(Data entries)
* begin *
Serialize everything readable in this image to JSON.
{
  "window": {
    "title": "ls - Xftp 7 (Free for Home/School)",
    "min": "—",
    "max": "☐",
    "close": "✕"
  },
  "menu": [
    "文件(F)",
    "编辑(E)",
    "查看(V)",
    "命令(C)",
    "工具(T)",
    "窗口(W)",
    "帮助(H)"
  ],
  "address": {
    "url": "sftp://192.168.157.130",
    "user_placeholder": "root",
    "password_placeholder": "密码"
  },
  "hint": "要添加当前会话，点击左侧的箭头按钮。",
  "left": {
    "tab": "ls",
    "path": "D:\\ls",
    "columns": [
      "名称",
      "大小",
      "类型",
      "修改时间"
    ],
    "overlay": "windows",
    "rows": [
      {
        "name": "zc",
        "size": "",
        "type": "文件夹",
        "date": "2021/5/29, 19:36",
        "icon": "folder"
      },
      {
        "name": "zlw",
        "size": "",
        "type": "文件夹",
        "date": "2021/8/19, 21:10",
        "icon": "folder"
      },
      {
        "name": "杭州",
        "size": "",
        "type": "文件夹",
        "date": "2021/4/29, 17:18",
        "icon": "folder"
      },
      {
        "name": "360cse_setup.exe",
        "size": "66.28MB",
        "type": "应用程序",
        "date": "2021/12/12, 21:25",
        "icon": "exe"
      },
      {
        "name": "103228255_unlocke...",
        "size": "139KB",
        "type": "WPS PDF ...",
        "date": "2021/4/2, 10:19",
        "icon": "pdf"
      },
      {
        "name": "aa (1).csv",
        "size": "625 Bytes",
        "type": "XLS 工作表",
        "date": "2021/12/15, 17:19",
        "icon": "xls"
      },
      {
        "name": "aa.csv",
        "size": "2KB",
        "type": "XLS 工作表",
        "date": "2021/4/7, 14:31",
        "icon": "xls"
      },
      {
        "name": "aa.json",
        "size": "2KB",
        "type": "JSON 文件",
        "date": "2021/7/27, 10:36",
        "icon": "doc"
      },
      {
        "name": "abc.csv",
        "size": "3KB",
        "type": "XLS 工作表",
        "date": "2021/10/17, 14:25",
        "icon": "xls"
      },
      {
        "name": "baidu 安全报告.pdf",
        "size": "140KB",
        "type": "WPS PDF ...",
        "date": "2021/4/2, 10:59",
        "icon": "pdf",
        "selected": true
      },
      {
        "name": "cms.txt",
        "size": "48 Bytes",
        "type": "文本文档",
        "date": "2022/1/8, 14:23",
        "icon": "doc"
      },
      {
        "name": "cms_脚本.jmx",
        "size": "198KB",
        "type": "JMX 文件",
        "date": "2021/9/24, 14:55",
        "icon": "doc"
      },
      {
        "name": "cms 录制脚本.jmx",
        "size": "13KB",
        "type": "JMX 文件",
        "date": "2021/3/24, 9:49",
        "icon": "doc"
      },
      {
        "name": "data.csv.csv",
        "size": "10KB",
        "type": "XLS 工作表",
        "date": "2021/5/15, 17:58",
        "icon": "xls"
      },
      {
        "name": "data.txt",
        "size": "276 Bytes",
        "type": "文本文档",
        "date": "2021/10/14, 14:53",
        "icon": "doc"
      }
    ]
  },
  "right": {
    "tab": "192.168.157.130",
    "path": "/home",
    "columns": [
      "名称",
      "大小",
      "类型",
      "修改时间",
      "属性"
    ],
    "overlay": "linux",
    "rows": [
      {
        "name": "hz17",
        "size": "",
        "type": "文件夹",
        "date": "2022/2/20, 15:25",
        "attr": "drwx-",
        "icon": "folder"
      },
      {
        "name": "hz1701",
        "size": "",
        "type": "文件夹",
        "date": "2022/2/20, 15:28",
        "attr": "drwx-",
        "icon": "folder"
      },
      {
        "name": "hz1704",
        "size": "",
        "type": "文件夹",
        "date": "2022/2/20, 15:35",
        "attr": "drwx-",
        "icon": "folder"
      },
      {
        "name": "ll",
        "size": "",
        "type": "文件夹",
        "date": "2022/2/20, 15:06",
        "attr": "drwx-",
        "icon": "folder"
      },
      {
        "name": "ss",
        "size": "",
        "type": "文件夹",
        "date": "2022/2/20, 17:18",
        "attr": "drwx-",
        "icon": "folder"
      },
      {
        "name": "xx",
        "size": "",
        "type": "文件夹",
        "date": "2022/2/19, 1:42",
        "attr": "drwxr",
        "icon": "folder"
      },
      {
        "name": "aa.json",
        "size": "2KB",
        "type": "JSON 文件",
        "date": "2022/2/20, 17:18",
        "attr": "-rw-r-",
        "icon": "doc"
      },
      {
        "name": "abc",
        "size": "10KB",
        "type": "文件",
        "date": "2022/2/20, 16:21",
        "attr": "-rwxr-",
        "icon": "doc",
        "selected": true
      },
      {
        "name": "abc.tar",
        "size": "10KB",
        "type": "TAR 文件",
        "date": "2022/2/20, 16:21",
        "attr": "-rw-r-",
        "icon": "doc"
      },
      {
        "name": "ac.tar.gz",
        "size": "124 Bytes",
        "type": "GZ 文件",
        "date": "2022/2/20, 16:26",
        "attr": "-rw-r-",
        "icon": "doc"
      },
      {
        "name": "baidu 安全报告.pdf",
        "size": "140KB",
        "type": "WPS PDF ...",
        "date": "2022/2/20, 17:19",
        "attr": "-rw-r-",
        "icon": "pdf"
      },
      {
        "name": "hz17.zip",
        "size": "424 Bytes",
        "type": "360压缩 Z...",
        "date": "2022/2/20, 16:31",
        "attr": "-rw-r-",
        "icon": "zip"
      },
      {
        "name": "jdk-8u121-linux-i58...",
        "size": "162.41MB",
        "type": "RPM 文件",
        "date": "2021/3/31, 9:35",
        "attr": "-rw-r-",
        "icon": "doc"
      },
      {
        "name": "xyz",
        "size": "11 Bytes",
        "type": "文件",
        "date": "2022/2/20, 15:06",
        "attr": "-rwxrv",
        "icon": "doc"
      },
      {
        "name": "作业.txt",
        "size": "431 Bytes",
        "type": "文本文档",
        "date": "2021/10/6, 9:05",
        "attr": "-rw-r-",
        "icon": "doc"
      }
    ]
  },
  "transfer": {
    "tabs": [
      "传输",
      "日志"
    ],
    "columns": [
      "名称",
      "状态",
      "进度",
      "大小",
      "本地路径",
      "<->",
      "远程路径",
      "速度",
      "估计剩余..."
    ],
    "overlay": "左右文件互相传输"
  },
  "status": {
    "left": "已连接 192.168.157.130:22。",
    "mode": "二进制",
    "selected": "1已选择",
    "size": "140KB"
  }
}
* end *
### What you have to do
Print the entries exactly. Include every one.

### Result of the exercise
Serialize everything readable in this image to JSON.
{
  "window": {
    "title": "ls - Xftp 7 (Free for Home/School)",
    "min": "—",
    "max": "☐",
    "close": "✕"
  },
  "menu": [
    "文件(F)",
    "编辑(E)",
    "查看(V)",
    "命令(C)",
    "工具(T)",
    "窗口(W)",
    "帮助(H)"
  ],
  "address": {
    "url": "sftp://192.168.157.130",
    "user_placeholder": "root",
    "password_placeholder": "密码"
  },
  "hint": "要添加当前会话，点击左侧的箭头按钮。",
  "left": {
    "tab": "ls",
    "path": "D:\\ls",
    "columns": [
      "名称",
      "大小",
      "类型",
      "修改时间"
    ],
    "overlay": "windows",
    "rows": [
      {
        "name": "zc",
        "size": "",
        "type": "文件夹",
        "date": "2021/5/29, 19:36",
        "icon": "folder"
      },
      {
        "name": "zlw",
        "size": "",
        "type": "文件夹",
        "date": "2021/8/19, 21:10",
        "icon": "folder"
      },
      {
        "name": "杭州",
        "size": "",
        "type": "文件夹",
        "date": "2021/4/29, 17:18",
        "icon": "folder"
      },
      {
        "name": "360cse_setup.exe",
        "size": "66.28MB",
        "type": "应用程序",
        "date": "2021/12/12, 21:25",
        "icon": "exe"
      },
      {
        "name": "103228255_unlocke...",
        "size": "139KB",
        "type": "WPS PDF ...",
        "date": "2021/4/2, 10:19",
        "icon": "pdf"
      },
      {
        "name": "aa (1).csv",
        "size": "625 Bytes",
        "type": "XLS 工作表",
        "date": "2021/12/15, 17:19",
        "icon": "xls"
      },
      {
        "name": "aa.csv",
        "size": "2KB",
        "type": "XLS 工作表",
        "date": "2021/4/7, 14:31",
        "icon": "xls"
      },
      {
        "name": "aa.json",
        "size": "2KB",
        "type": "JSON 文件",
        "date": "2021/7/27, 10:36",
        "icon": "doc"
      },
      {
        "name": "abc.csv",
        "size": "3KB",
        "type": "XLS 工作表",
        "date": "2021/10/17, 14:25",
        "icon": "xls"
      },
      {
        "name": "baidu 安全报告.pdf",
        "size": "140KB",
        "type": "WPS PDF ...",
        "date": "2021/4/2, 10:59",
        "icon": "pdf",
        "selected": true
      },
      {
        "name": "cms.txt",
        "size": "48 Bytes",
        "type": "文本文档",
        "date": "2022/1/8, 14:23",
        "icon": "doc"
      },
      {
        "name": "cms_脚本.jmx",
        "size": "198KB",
        "type": "JMX 文件",
        "date": "2021/9/24, 14:55",
        "icon": "doc"
      },
      {
        "name": "cms 录制脚本.jmx",
        "size": "13KB",
        "type": "JMX 文件",
        "date": "2021/3/24, 9:49",
        "icon": "doc"
      },
      {
        "name": "data.csv.csv",
        "size": "10KB",
        "type": "XLS 工作表",
        "date": "2021/5/15, 17:58",
        "icon": "xls"
      },
      {
        "name": "data.txt",
        "size": "276 Bytes",
        "type": "文本文档",
        "date": "2021/10/14, 14:53",
        "icon": "doc"
      }
    ]
  },
  "right": {
    "tab": "192.168.157.130",
    "path": "/home",
    "columns": [
      "名称",
      "大小",
      "类型",
      "修改时间",
      "属性"
    ],
    "overlay": "linux",
    "rows": [
      {
        "name": "hz17",
        "size": "",
        "type": "文件夹",
        "date": "2022/2/20, 15:25",
        "attr": "drwx-",
        "icon": "folder"
      },
      {
        "name": "hz1701",
        "size": "",
        "type": "文件夹",
        "date": "2022/2/20, 15:28",
        "attr": "drwx-",
        "icon": "folder"
      },
      {
        "name": "hz1704",
        "size": "",
        "type": "文件夹",
        "date": "2022/2/20, 15:35",
        "attr": "drwx-",
        "icon": "folder"
      },
      {
        "name": "ll",
        "size": "",
        "type": "文件夹",
        "date": "2022/2/20, 15:06",
        "attr": "drwx-",
        "icon": "folder"
      },
      {
        "name": "ss",
        "size": "",
        "type": "文件夹",
        "date": "2022/2/20, 17:18",
        "attr": "drwx-",
        "icon": "folder"
      },
      {
        "name": "xx",
        "size": "",
        "type": "文件夹",
        "date": "2022/2/19, 1:42",
        "attr": "drwxr",
        "icon": "folder"
      },
      {
        "name": "aa.json",
        "size": "2KB",
        "type": "JSON 文件",
        "date": "2022/2/20, 17:18",
        "attr": "-rw-r-",
        "icon": "doc"
      },
      {
        "name": "abc",
        "size": "10KB",
        "type": "文件",
        "date": "2022/2/20, 16:21",
        "attr": "-rwxr-",
        "icon": "doc",
        "selected": true
      },
      {
        "name": "abc.tar",
        "size": "10KB",
        "type": "TAR 文件",
        "date": "2022/2/20, 16:21",
        "attr": "-rw-r-",
        "icon": "doc"
      },
      {
        "name": "ac.tar.gz",
        "size": "124 Bytes",
        "type": "GZ 文件",
        "date": "2022/2/20, 16:26",
        "attr": "-rw-r-",
        "icon": "doc"
      },
      {
        "name": "baidu 安全报告.pdf",
        "size": "140KB",
        "type": "WPS PDF ...",
        "date": "2022/2/20, 17:19",
        "attr": "-rw-r-",
        "icon": "pdf"
      },
      {
        "name": "hz17.zip",
        "size": "424 Bytes",
        "type": "360压缩 Z...",
        "date": "2022/2/20, 16:31",
        "attr": "-rw-r-",
        "icon": "zip"
      },
      {
        "name": "jdk-8u121-linux-i58...",
        "size": "162.41MB",
        "type": "RPM 文件",
        "date": "2021/3/31, 9:35",
        "attr": "-rw-r-",
        "icon": "doc"
      },
      {
        "name": "xyz",
        "size": "11 Bytes",
        "type": "文件",
        "date": "2022/2/20, 15:06",
        "attr": "-rwxrv",
        "icon": "doc"
      },
      {
        "name": "作业.txt",
        "size": "431 Bytes",
        "type": "文本文档",
        "date": "2021/10/6, 9:05",
        "attr": "-rw-r-",
        "icon": "doc"
      }
    ]
  },
  "transfer": {
    "tabs": [
      "传输",
      "日志"
    ],
    "columns": [
      "名称",
      "状态",
      "进度",
      "大小",
      "本地路径",
      "<->",
      "远程路径",
      "速度",
      "估计剩余..."
    ],
    "overlay": "左右文件互相传输"
  },
  "status": {
    "left": "已连接 192.168.157.130:22。",
    "mode": "二进制",
    "selected": "1已选择",
    "size": "140KB"
  }
}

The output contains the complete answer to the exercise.